▶ **EXERCISE AIM**
In this exercise, return the whole listing exactly, excluding any images.

[Dataset items]
Begin
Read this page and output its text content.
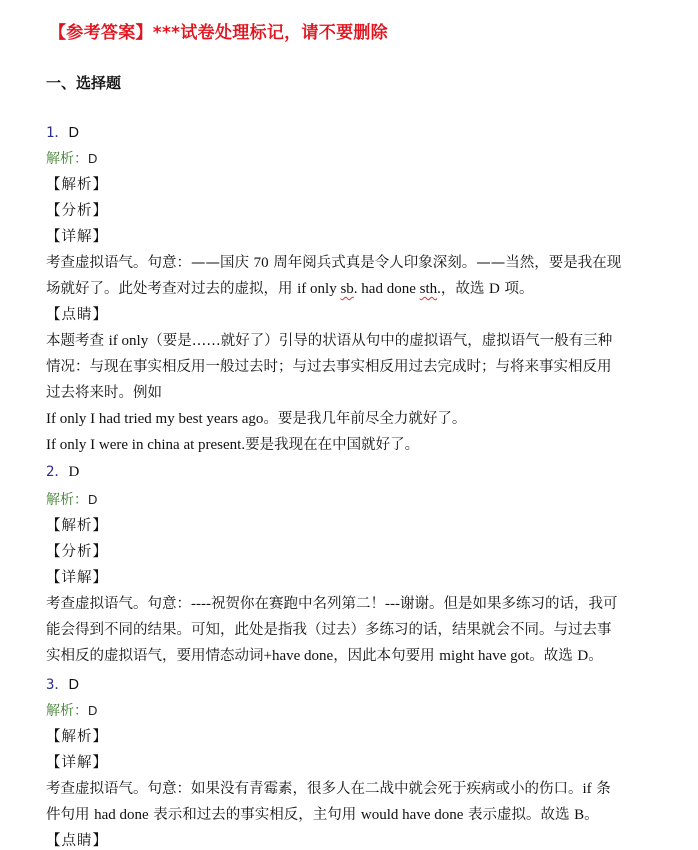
【参考答案】***试卷处理标记，请不要删除
一、选择题
1．D
解析：D
【解析】
【分析】
【详解】
考查虚拟语气。句意：——国庆 70 周年阅兵式真是令人印象深刻。——当然，要是我在现
场就好了。此处考查对过去的虚拟，用 if only sb. had done sth.，故选 D 项。
【点睛】
本题考查 if only（要是……就好了）引导的状语从句中的虚拟语气，虚拟语气一般有三种
情况：与现在事实相反用一般过去时；与过去事实相反用过去完成时；与将来事实相反用
过去将来时。例如
If only I had tried my best years ago。要是我几年前尽全力就好了。
If only I were in china at present.要是我现在在中国就好了。
2．D
解析：D
【解析】
【分析】
【详解】
考查虚拟语气。句意：----祝贺你在赛跑中名列第二！---谢谢。但是如果多练习的话，我可
能会得到不同的结果。可知，此处是指我（过去）多练习的话，结果就会不同。与过去事
实相反的虚拟语气，要用情态动词+have done，因此本句要用 might have got。故选 D。
3．D
解析：D
【解析】
【详解】
考查虚拟语气。句意：如果没有青霉素，很多人在二战中就会死于疾病或小的伤口。if 条
件句用 had done 表示和过去的事实相反，主句用 would have done 表示虚拟。故选 B。
【点睛】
End
▶ **TASK ANSWER**
Read this page and output its text content.
【参考答案】***试卷处理标记，请不要删除
一、选择题
1．D
解析：D
【解析】
【分析】
【详解】
考查虚拟语气。句意：——国庆 70 周年阅兵式真是令人印象深刻。——当然，要是我在现
场就好了。此处考查对过去的虚拟，用 if only sb. had done sth.，故选 D 项。
【点睛】
本题考查 if only（要是……就好了）引导的状语从句中的虚拟语气，虚拟语气一般有三种
情况：与现在事实相反用一般过去时；与过去事实相反用过去完成时；与将来事实相反用
过去将来时。例如
If only I had tried my best years ago。要是我几年前尽全力就好了。
If only I were in china at present.要是我现在在中国就好了。
2．D
解析：D
【解析】
【分析】
【详解】
考查虚拟语气。句意：----祝贺你在赛跑中名列第二！---谢谢。但是如果多练习的话，我可
能会得到不同的结果。可知，此处是指我（过去）多练习的话，结果就会不同。与过去事
实相反的虚拟语气，要用情态动词+have done，因此本句要用 might have got。故选 D。
3．D
解析：D
【解析】
【详解】
考查虚拟语气。句意：如果没有青霉素，很多人在二战中就会死于疾病或小的伤口。if 条
件句用 had done 表示和过去的事实相反，主句用 would have done 表示虚拟。故选 B。
【点睛】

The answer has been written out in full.